[Excerpted passage]
---*---
Report: Amazon is bringing Alexa to call centers
Amazon Web Services is developing a commercial version of Alexa designed to manage call centers, according to a report from The Information.
The report claims the Alexa-powered platform, currently code-named “Lily,” will be able to answer some questions asked by incoming phone calls as well as via text message with the support of Lex, a chatbot building service that uses the same deep-learning technology as Alexa, and text-to-speech program Polly.
The software is claimed to be designed to be completely self-service from a caller’s perspective, although companies that deploy the platform will still need to hire actual human beings to take calls that require a more personalized response. In addition, Lily is said to integrate with Salesforce.com Inc.’s cloud software, and can generate real-time access to a customer’s call history.
Lily is apparently being readied for a release sometime in March. The news about a potential Alexa-powered product for call centers follows a report from Time Feb. 27 that claimed that Amazon has been developing a feature that would allow Alexa to distinguish between individual users based on their voices using a voice sample, or “voice print,” to verify a person’s identity.
That report claimed that its primary purpose at this stage would allow Alexa-powered Echo speakers to differentiate between a primary account holder versus a user; for example, a parent’s voice would be required to make a credit card purchase. But that ability would have natural potential in a call center environment as well in being able to potentially identify callers based on the way they speak.
Both sound like positive steps forward for the e-commerce giant on a day that a rare fault with the data storage service run by Amazon Web Services suffered widespread outages, making hundreds of websites unavailable and disrupting services used by millions of people and companies.
---*---
Document layout detection data:
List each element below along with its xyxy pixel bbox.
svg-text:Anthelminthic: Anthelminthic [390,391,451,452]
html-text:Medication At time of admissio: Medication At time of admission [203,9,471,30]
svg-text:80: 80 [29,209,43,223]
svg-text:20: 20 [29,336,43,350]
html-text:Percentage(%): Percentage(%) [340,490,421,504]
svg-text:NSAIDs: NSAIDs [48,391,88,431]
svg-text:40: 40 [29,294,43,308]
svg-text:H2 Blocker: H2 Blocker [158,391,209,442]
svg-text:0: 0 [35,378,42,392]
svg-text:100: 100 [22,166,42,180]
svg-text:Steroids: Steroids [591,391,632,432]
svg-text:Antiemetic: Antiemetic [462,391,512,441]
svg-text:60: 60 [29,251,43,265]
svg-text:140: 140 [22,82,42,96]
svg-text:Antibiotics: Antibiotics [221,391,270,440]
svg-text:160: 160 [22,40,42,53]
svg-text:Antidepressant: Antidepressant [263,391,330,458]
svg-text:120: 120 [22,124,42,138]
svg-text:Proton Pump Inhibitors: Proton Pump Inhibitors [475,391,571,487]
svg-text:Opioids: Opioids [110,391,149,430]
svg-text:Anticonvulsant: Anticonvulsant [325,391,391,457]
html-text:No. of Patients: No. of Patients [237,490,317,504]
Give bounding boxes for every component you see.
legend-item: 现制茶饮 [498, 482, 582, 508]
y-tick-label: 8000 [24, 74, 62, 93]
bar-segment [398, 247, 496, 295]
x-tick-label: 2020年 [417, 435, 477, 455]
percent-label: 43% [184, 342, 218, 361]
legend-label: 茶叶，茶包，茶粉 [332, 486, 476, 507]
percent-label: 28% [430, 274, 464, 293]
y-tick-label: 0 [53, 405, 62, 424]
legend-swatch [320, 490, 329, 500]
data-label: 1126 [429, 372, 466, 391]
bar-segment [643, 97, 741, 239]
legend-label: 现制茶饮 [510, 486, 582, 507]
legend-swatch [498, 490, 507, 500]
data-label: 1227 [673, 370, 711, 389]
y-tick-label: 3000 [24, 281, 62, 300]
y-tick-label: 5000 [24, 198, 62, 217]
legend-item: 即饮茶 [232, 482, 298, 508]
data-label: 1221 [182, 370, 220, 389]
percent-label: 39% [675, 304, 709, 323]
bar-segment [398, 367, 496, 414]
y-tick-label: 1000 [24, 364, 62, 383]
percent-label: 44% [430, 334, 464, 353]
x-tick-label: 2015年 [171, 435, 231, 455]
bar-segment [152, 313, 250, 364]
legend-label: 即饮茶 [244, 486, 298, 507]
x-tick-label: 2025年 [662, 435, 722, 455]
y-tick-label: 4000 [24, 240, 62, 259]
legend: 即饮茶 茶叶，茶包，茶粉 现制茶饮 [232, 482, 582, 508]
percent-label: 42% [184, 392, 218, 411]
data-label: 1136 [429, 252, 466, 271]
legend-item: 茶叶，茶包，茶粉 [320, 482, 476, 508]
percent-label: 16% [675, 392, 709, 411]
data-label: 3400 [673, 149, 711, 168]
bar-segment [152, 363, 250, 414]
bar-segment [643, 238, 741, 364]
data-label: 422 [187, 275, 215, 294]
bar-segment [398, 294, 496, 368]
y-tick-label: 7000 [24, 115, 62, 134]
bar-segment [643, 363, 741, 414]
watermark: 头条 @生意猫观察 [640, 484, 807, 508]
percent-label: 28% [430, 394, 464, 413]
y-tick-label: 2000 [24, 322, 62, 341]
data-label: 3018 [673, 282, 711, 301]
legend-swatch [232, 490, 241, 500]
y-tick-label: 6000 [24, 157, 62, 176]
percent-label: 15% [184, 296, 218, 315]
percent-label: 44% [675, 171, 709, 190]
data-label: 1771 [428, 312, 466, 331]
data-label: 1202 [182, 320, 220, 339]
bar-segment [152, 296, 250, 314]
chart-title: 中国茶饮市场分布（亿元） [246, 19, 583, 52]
---*---
[Action item] In the report on Amazon bringing Alexa to call centers, what is the code name of the Alexa-powered platform?

[Task output] Lily